Data entries:

# # # # # # #

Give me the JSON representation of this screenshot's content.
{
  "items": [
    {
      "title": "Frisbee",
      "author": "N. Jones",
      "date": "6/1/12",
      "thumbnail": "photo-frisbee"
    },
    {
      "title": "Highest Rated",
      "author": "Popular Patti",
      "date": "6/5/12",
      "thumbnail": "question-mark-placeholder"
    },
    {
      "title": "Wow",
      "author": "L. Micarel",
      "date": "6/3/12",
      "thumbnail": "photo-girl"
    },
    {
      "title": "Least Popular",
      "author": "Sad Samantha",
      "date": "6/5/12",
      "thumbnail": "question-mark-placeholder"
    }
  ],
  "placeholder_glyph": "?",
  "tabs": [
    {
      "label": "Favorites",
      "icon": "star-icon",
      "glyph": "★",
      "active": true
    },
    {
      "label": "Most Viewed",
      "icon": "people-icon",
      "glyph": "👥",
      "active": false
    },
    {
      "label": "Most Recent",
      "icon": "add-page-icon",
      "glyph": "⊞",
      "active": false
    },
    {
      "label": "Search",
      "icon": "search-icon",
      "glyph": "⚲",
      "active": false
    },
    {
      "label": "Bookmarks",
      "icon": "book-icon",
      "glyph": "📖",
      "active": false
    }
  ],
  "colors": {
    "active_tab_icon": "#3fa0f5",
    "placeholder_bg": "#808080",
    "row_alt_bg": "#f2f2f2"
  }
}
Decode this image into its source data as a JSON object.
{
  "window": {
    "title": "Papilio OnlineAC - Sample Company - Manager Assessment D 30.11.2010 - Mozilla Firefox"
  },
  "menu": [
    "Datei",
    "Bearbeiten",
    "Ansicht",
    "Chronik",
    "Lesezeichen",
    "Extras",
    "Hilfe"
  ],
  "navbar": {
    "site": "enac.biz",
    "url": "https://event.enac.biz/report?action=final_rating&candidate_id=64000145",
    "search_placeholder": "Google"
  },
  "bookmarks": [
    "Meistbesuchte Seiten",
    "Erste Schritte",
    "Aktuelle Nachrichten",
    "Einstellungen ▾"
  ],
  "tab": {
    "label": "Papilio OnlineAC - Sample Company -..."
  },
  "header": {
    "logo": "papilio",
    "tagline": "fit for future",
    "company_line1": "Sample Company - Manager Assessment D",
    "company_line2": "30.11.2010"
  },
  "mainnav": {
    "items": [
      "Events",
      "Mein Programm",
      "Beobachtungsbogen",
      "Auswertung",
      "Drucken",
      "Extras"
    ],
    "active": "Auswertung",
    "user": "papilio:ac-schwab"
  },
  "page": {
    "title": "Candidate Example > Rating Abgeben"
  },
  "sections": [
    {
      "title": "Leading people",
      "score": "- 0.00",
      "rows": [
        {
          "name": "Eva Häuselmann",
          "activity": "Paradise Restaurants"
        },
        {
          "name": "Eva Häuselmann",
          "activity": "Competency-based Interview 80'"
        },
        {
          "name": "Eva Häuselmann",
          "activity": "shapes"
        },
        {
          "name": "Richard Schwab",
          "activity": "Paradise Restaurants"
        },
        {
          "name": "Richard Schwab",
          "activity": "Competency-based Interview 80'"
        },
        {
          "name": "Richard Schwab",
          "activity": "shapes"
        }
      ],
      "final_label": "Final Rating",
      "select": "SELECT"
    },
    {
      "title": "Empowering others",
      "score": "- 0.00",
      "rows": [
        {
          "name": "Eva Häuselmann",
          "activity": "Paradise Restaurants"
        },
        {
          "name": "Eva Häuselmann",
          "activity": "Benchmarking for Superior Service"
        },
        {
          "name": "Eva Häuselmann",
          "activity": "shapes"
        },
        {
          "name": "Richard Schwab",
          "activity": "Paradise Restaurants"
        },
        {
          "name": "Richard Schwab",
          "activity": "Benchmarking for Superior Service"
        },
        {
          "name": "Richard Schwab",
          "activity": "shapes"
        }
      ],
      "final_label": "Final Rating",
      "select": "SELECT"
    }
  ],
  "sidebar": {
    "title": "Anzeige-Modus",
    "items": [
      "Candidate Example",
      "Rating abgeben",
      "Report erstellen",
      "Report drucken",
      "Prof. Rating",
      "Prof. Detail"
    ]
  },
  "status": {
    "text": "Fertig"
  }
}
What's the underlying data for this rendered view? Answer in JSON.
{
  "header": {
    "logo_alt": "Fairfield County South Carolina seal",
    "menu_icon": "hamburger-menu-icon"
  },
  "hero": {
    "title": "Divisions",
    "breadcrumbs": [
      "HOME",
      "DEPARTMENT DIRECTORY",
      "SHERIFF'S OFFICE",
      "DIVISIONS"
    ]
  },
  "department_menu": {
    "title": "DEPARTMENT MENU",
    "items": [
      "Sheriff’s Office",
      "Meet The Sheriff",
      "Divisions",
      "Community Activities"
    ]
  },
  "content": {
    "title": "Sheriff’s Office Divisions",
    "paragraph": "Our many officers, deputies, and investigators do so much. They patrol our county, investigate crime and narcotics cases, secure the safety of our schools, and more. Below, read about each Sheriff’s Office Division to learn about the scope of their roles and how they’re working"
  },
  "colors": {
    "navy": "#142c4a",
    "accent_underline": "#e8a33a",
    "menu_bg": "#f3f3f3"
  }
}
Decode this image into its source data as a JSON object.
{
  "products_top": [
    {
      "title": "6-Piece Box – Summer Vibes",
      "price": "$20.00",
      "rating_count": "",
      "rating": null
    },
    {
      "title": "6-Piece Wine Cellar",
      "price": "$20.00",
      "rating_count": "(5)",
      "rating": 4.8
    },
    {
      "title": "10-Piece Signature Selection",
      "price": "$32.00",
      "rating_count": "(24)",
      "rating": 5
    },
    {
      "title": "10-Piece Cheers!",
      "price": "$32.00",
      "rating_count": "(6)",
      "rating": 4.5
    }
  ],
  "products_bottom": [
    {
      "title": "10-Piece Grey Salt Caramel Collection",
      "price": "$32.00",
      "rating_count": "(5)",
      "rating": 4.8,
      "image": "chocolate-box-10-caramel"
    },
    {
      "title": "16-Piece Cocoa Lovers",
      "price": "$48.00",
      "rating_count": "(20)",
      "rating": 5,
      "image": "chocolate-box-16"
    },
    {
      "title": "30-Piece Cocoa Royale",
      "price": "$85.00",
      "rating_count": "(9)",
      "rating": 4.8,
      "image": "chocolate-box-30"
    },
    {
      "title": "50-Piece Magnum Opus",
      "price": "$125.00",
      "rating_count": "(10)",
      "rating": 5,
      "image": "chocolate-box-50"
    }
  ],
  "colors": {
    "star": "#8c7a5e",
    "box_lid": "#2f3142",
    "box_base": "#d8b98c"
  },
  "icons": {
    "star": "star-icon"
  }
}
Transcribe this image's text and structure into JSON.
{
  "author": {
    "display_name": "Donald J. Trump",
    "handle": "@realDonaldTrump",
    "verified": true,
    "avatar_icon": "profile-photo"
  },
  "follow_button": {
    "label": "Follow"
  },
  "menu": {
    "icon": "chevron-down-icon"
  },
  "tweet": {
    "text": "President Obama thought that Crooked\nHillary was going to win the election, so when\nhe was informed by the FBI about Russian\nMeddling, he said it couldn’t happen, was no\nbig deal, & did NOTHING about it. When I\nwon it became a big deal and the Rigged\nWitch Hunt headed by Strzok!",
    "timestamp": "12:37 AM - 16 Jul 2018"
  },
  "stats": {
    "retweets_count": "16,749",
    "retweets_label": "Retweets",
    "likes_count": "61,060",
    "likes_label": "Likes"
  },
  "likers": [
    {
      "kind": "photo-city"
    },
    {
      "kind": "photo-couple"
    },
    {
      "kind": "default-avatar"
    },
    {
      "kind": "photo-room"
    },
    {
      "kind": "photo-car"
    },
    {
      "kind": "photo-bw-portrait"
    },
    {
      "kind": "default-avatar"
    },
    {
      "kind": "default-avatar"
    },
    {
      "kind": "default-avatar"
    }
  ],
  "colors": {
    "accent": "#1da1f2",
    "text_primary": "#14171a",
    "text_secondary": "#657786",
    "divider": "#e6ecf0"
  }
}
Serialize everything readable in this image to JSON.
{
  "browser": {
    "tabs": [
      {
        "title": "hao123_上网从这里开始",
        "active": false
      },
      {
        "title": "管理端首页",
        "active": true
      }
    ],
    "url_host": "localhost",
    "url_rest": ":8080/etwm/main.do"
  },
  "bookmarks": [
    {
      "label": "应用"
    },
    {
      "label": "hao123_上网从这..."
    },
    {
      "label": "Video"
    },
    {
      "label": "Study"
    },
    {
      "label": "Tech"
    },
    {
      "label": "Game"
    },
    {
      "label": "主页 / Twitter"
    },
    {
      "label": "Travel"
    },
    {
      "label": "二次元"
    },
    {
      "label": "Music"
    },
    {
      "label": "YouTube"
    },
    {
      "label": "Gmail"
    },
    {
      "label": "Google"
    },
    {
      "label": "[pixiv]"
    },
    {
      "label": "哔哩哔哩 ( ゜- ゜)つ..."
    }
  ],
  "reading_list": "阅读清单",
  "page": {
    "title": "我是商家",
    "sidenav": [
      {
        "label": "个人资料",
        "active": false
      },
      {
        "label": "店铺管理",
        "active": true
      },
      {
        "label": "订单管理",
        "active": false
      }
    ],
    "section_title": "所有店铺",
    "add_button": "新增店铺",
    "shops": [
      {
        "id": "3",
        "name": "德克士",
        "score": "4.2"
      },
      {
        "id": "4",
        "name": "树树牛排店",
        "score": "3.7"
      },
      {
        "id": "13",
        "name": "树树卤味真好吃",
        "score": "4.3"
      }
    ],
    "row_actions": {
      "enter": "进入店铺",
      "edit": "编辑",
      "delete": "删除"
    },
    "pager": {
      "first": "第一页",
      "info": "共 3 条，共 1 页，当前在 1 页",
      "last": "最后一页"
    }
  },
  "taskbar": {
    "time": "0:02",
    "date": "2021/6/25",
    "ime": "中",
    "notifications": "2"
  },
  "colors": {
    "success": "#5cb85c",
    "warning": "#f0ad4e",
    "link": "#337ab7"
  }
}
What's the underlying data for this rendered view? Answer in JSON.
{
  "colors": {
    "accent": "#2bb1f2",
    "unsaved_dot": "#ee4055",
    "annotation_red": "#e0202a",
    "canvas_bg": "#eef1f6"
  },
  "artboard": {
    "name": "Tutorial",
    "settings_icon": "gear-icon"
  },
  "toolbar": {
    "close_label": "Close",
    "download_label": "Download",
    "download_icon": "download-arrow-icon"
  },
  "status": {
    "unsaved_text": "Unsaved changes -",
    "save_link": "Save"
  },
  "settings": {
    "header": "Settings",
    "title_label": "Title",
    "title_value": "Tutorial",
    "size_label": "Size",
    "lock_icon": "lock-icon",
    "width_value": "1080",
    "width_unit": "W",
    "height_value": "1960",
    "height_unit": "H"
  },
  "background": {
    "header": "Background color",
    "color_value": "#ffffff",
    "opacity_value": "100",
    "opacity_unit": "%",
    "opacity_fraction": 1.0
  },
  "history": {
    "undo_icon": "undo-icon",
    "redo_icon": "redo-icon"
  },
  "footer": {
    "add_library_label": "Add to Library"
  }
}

# # # # # # #

WHAT IS BEING ASKED:
Collect each line above holding the string "OnlineAC".

RESULT BELOW:
    "title": "Papilio OnlineAC - Sample Company - Manager Assessment D 30.11.2010 - Mozilla Firefox"
    "label": "Papilio OnlineAC - Sample Company -..."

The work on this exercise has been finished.